What is needed:
Search the listing below for the string "structured" and copy every line where it occurs.

Dataset excerpts:
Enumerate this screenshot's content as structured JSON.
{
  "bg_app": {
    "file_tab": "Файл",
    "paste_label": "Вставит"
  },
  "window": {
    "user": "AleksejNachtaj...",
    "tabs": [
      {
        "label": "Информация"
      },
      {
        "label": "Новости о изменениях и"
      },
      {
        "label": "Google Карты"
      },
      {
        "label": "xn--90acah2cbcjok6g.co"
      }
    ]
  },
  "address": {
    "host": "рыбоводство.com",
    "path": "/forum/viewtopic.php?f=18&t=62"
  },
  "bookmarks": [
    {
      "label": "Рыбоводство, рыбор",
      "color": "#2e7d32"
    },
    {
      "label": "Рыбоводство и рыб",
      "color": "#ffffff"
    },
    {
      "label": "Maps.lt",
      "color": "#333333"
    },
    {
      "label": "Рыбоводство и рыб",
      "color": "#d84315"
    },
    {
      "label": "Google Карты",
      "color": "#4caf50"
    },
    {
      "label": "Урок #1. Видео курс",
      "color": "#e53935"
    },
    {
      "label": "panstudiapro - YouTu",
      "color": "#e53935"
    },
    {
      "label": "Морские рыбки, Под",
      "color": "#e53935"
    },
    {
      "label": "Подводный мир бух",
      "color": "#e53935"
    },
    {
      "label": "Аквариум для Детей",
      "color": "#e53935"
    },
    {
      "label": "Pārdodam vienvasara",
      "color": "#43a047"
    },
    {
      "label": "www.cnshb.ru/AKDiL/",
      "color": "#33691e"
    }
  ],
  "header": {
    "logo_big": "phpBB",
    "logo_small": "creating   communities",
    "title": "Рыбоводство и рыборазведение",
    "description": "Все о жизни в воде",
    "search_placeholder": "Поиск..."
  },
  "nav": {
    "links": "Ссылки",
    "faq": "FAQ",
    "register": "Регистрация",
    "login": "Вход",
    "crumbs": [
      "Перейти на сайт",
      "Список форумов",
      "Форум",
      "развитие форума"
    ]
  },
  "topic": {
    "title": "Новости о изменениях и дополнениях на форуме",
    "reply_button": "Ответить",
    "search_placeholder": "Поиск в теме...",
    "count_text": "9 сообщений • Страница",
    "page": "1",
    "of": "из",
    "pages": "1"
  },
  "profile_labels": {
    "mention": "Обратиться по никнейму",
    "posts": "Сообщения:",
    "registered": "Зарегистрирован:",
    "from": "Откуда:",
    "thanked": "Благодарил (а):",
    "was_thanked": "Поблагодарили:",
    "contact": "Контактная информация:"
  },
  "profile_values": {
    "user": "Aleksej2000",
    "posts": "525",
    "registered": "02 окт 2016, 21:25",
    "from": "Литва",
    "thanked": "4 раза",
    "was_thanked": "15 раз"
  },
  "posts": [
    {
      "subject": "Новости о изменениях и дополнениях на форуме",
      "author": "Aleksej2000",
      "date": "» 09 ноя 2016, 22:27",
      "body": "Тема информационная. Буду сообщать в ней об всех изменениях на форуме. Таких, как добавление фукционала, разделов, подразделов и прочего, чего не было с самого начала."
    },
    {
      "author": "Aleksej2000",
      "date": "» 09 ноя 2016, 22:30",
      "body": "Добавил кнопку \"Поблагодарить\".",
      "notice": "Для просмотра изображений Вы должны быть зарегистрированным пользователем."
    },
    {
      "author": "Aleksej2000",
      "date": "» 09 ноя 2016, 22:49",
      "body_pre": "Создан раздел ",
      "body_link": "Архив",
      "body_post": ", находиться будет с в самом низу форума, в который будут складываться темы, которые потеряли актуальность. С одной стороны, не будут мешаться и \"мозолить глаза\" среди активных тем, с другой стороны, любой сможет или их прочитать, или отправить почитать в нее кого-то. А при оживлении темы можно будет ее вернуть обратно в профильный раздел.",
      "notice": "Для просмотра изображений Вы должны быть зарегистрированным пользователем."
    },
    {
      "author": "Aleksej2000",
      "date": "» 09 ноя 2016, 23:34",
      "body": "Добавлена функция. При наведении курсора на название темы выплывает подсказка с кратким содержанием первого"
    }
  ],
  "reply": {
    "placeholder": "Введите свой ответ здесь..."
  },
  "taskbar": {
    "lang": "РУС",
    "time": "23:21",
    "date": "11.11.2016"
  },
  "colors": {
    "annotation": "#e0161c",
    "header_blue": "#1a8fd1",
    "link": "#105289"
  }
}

...

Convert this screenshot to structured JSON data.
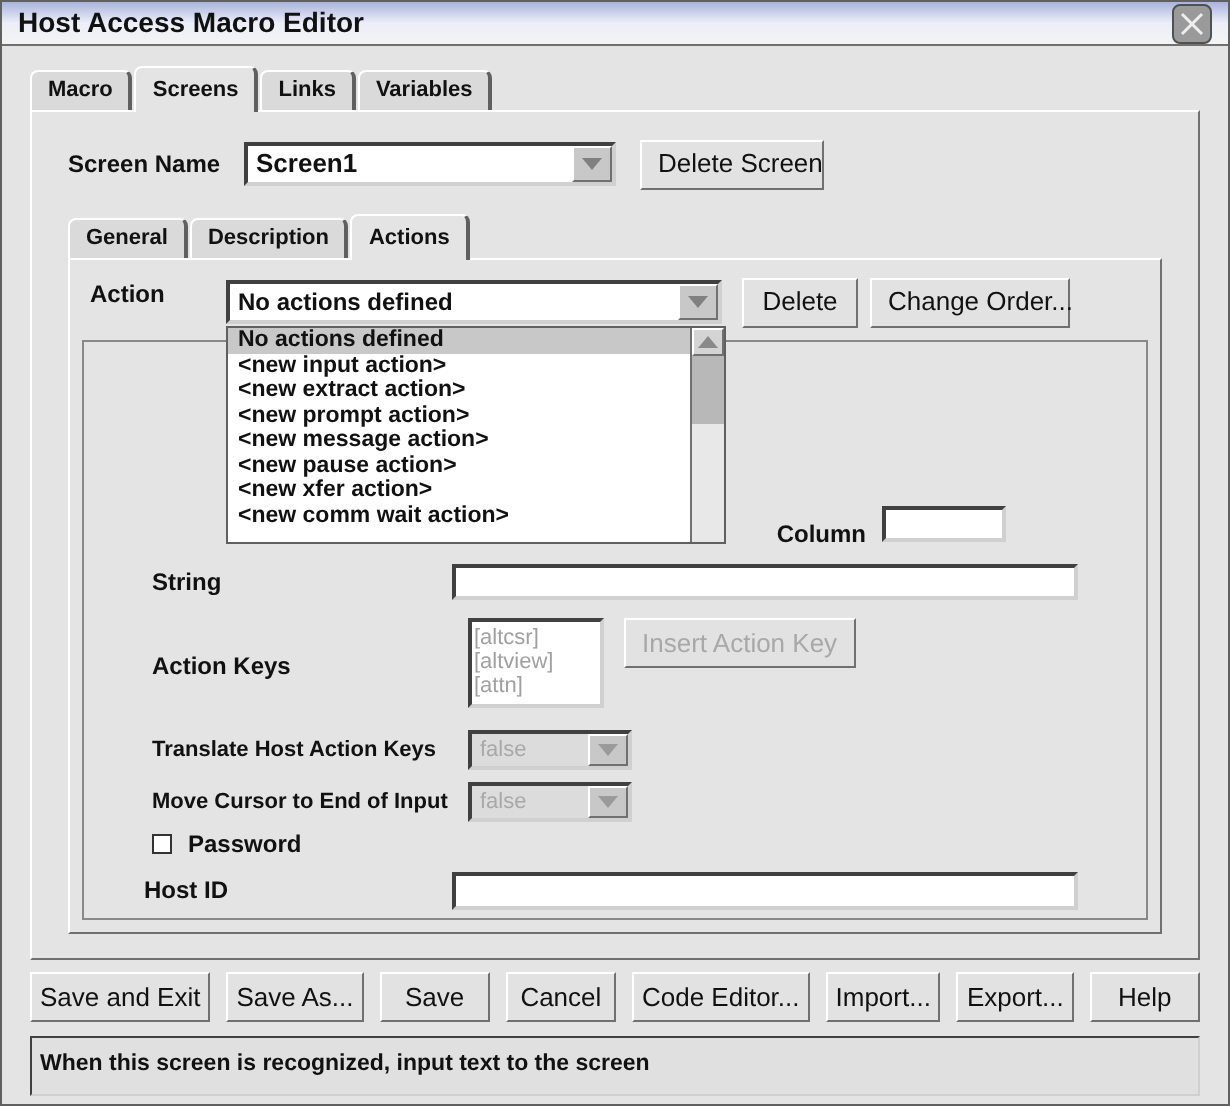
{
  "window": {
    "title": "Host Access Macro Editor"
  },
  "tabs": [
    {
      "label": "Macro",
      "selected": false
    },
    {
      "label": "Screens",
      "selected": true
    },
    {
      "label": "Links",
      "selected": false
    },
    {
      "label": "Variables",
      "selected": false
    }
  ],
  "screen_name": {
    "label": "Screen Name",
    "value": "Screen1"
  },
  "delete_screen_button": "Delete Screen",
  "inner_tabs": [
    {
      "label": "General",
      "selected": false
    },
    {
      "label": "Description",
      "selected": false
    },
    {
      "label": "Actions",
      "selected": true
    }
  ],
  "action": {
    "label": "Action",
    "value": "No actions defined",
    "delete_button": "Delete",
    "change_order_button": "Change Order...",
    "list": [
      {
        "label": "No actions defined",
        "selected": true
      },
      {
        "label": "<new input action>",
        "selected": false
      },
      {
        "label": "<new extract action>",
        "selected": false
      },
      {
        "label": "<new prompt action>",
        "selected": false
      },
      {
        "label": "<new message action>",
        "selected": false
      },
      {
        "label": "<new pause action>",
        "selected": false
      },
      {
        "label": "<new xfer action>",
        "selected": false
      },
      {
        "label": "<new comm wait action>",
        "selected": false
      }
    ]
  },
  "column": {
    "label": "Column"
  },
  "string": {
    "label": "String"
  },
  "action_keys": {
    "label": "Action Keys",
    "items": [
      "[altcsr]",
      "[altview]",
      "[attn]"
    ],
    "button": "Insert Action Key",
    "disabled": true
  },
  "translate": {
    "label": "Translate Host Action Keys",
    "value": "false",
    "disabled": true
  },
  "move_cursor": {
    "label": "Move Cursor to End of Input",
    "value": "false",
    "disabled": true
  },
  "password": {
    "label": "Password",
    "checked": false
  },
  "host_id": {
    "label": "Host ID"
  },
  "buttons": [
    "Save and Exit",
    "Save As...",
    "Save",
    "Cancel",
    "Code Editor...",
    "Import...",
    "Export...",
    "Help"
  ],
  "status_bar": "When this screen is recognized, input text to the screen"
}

Correct output:
Enumerate this screenshot's content as structured JSON.
Convert this screenshot to structured JSON data.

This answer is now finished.